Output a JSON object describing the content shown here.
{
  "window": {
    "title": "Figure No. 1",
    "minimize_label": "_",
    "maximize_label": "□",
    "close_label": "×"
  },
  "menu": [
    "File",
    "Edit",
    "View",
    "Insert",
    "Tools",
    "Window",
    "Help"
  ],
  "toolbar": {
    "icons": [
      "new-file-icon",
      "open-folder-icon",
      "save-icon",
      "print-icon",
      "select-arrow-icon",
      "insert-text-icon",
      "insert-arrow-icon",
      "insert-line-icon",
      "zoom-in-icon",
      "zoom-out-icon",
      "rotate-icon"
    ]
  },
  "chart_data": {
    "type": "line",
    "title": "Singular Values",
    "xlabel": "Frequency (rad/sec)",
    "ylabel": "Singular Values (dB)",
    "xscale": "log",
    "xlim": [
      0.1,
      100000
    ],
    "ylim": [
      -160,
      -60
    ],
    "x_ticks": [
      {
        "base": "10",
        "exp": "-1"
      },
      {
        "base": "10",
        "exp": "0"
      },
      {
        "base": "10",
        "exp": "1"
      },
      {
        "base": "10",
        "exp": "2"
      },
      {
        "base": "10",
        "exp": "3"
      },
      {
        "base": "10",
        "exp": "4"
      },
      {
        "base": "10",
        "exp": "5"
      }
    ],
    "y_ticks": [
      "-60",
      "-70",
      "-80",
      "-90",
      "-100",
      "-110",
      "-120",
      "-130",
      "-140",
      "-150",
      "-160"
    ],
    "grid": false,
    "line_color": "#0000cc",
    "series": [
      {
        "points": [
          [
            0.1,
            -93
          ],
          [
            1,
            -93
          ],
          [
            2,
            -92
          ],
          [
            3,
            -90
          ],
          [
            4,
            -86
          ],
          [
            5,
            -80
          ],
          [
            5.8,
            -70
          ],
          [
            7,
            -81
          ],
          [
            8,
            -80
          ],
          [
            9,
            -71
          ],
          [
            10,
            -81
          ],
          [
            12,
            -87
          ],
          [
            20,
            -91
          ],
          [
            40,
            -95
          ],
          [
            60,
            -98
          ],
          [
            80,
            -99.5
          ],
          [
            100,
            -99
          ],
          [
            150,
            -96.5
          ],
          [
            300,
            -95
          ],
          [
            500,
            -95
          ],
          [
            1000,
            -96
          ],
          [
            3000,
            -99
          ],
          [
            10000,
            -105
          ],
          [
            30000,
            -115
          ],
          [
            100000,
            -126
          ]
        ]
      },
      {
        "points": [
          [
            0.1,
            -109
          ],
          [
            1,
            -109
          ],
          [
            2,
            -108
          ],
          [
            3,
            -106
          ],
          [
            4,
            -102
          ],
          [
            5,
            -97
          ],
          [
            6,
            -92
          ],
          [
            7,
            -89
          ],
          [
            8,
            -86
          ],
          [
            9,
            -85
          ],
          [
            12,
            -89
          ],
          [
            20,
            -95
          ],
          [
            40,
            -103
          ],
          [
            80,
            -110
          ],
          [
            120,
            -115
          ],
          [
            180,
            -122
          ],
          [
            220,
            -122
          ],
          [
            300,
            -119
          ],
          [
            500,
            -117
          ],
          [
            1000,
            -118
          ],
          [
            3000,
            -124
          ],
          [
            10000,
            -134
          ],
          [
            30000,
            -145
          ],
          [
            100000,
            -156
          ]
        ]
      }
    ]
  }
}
=-=-=
Here, the records must be output exactly and in full.

(THE REPLY)
Output a JSON object describing the content shown here.
{
  "window": {
    "title": "Figure No. 1",
    "minimize_label": "_",
    "maximize_label": "□",
    "close_label": "×"
  },
  "menu": [
    "File",
    "Edit",
    "View",
    "Insert",
    "Tools",
    "Window",
    "Help"
  ],
  "toolbar": {
    "icons": [
      "new-file-icon",
      "open-folder-icon",
      "save-icon",
      "print-icon",
      "select-arrow-icon",
      "insert-text-icon",
      "insert-arrow-icon",
      "insert-line-icon",
      "zoom-in-icon",
      "zoom-out-icon",
      "rotate-icon"
    ]
  },
  "chart_data": {
    "type": "line",
    "title": "Singular Values",
    "xlabel": "Frequency (rad/sec)",
    "ylabel": "Singular Values (dB)",
    "xscale": "log",
    "xlim": [
      0.1,
      100000
    ],
    "ylim": [
      -160,
      -60
    ],
    "x_ticks": [
      {
        "base": "10",
        "exp": "-1"
      },
      {
        "base": "10",
        "exp": "0"
      },
      {
        "base": "10",
        "exp": "1"
      },
      {
        "base": "10",
        "exp": "2"
      },
      {
        "base": "10",
        "exp": "3"
      },
      {
        "base": "10",
        "exp": "4"
      },
      {
        "base": "10",
        "exp": "5"
      }
    ],
    "y_ticks": [
      "-60",
      "-70",
      "-80",
      "-90",
      "-100",
      "-110",
      "-120",
      "-130",
      "-140",
      "-150",
      "-160"
    ],
    "grid": false,
    "line_color": "#0000cc",
    "series": [
      {
        "points": [
          [
            0.1,
            -93
          ],
          [
            1,
            -93
          ],
          [
            2,
            -92
          ],
          [
            3,
            -90
          ],
          [
            4,
            -86
          ],
          [
            5,
            -80
          ],
          [
            5.8,
            -70
          ],
          [
            7,
            -81
          ],
          [
            8,
            -80
          ],
          [
            9,
            -71
          ],
          [
            10,
            -81
          ],
          [
            12,
            -87
          ],
          [
            20,
            -91
          ],
          [
            40,
            -95
          ],
          [
            60,
            -98
          ],
          [
            80,
            -99.5
          ],
          [
            100,
            -99
          ],
          [
            150,
            -96.5
          ],
          [
            300,
            -95
          ],
          [
            500,
            -95
          ],
          [
            1000,
            -96
          ],
          [
            3000,
            -99
          ],
          [
            10000,
            -105
          ],
          [
            30000,
            -115
          ],
          [
            100000,
            -126
          ]
        ]
      },
      {
        "points": [
          [
            0.1,
            -109
          ],
          [
            1,
            -109
          ],
          [
            2,
            -108
          ],
          [
            3,
            -106
          ],
          [
            4,
            -102
          ],
          [
            5,
            -97
          ],
          [
            6,
            -92
          ],
          [
            7,
            -89
          ],
          [
            8,
            -86
          ],
          [
            9,
            -85
          ],
          [
            12,
            -89
          ],
          [
            20,
            -95
          ],
          [
            40,
            -103
          ],
          [
            80,
            -110
          ],
          [
            120,
            -115
          ],
          [
            180,
            -122
          ],
          [
            220,
            -122
          ],
          [
            300,
            -119
          ],
          [
            500,
            -117
          ],
          [
            1000,
            -118
          ],
          [
            3000,
            -124
          ],
          [
            10000,
            -134
          ],
          [
            30000,
            -145
          ],
          [
            100000,
            -156
          ]
        ]
      }
    ]
  }
}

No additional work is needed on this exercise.